### YOUR INSTRUCTIONS
Print out the entries below with no edits.

-- BEGIN ENTRIES SHOWN --

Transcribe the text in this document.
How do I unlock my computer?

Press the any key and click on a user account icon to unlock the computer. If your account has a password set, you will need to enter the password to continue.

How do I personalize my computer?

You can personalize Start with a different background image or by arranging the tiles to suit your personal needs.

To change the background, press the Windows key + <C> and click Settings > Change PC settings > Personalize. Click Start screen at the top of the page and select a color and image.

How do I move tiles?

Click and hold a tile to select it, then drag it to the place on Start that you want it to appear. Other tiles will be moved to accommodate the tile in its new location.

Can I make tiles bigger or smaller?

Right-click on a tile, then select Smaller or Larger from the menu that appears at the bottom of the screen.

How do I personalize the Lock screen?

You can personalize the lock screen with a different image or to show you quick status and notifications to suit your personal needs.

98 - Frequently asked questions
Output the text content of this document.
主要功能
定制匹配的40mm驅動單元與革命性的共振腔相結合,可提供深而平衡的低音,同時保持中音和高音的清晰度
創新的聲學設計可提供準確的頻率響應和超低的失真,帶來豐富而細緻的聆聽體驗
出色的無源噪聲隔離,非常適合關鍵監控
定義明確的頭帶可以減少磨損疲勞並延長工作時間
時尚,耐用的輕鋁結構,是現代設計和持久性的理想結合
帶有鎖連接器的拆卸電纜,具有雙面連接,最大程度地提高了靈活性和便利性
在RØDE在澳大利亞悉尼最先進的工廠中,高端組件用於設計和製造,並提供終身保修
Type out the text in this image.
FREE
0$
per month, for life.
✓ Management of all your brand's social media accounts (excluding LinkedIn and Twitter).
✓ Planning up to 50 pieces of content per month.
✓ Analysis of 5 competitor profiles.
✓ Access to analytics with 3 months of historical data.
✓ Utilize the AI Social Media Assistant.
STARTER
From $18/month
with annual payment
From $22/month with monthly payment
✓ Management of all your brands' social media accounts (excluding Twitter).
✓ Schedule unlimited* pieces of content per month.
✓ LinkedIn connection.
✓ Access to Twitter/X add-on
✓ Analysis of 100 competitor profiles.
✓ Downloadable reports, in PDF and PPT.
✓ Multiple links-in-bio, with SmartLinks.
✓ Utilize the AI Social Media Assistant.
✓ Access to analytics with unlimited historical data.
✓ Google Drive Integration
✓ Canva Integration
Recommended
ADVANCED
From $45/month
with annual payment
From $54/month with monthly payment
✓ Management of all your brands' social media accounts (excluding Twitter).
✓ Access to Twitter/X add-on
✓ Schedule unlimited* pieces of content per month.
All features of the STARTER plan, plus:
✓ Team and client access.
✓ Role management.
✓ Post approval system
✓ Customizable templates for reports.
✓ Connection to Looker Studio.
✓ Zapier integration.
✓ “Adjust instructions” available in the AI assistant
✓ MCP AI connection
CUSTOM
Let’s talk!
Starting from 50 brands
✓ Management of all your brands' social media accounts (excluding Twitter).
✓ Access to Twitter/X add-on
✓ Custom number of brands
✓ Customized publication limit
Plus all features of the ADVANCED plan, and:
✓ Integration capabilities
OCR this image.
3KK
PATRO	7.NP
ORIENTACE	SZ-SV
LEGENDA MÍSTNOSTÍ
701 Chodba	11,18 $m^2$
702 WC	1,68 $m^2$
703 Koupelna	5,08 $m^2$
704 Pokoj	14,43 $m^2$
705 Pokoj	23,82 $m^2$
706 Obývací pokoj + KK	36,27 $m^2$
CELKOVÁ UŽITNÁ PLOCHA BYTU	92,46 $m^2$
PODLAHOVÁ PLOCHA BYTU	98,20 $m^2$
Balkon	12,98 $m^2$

-- END ENTRIES SHOWN --

### CORRECT ANSWER
Transcribe the text in this document.
How do I unlock my computer?

Press the any key and click on a user account icon to unlock the computer. If your account has a password set, you will need to enter the password to continue.

How do I personalize my computer?

You can personalize Start with a different background image or by arranging the tiles to suit your personal needs.

To change the background, press the Windows key + <C> and click Settings > Change PC settings > Personalize. Click Start screen at the top of the page and select a color and image.

How do I move tiles?

Click and hold a tile to select it, then drag it to the place on Start that you want it to appear. Other tiles will be moved to accommodate the tile in its new location.

Can I make tiles bigger or smaller?

Right-click on a tile, then select Smaller or Larger from the menu that appears at the bottom of the screen.

How do I personalize the Lock screen?

You can personalize the lock screen with a different image or to show you quick status and notifications to suit your personal needs.

98 - Frequently asked questions
Output the text content of this document.
主要功能
定制匹配的40mm驅動單元與革命性的共振腔相結合,可提供深而平衡的低音,同時保持中音和高音的清晰度
創新的聲學設計可提供準確的頻率響應和超低的失真,帶來豐富而細緻的聆聽體驗
出色的無源噪聲隔離,非常適合關鍵監控
定義明確的頭帶可以減少磨損疲勞並延長工作時間
時尚,耐用的輕鋁結構,是現代設計和持久性的理想結合
帶有鎖連接器的拆卸電纜,具有雙面連接,最大程度地提高了靈活性和便利性
在RØDE在澳大利亞悉尼最先進的工廠中,高端組件用於設計和製造,並提供終身保修
Type out the text in this image.
FREE
0$
per month, for life.
✓ Management of all your brand's social media accounts (excluding LinkedIn and Twitter).
✓ Planning up to 50 pieces of content per month.
✓ Analysis of 5 competitor profiles.
✓ Access to analytics with 3 months of historical data.
✓ Utilize the AI Social Media Assistant.
STARTER
From $18/month
with annual payment
From $22/month with monthly payment
✓ Management of all your brands' social media accounts (excluding Twitter).
✓ Schedule unlimited* pieces of content per month.
✓ LinkedIn connection.
✓ Access to Twitter/X add-on
✓ Analysis of 100 competitor profiles.
✓ Downloadable reports, in PDF and PPT.
✓ Multiple links-in-bio, with SmartLinks.
✓ Utilize the AI Social Media Assistant.
✓ Access to analytics with unlimited historical data.
✓ Google Drive Integration
✓ Canva Integration
Recommended
ADVANCED
From $45/month
with annual payment
From $54/month with monthly payment
✓ Management of all your brands' social media accounts (excluding Twitter).
✓ Access to Twitter/X add-on
✓ Schedule unlimited* pieces of content per month.
All features of the STARTER plan, plus:
✓ Team and client access.
✓ Role management.
✓ Post approval system
✓ Customizable templates for reports.
✓ Connection to Looker Studio.
✓ Zapier integration.
✓ “Adjust instructions” available in the AI assistant
✓ MCP AI connection
CUSTOM
Let’s talk!
Starting from 50 brands
✓ Management of all your brands' social media accounts (excluding Twitter).
✓ Access to Twitter/X add-on
✓ Custom number of brands
✓ Customized publication limit
Plus all features of the ADVANCED plan, and:
✓ Integration capabilities
OCR this image.
3KK
PATRO	7.NP
ORIENTACE	SZ-SV
LEGENDA MÍSTNOSTÍ
701 Chodba	11,18 $m^2$
702 WC	1,68 $m^2$
703 Koupelna	5,08 $m^2$
704 Pokoj	14,43 $m^2$
705 Pokoj	23,82 $m^2$
706 Obývací pokoj + KK	36,27 $m^2$
CELKOVÁ UŽITNÁ PLOCHA BYTU	92,46 $m^2$
PODLAHOVÁ PLOCHA BYTU	98,20 $m^2$
Balkon	12,98 $m^2$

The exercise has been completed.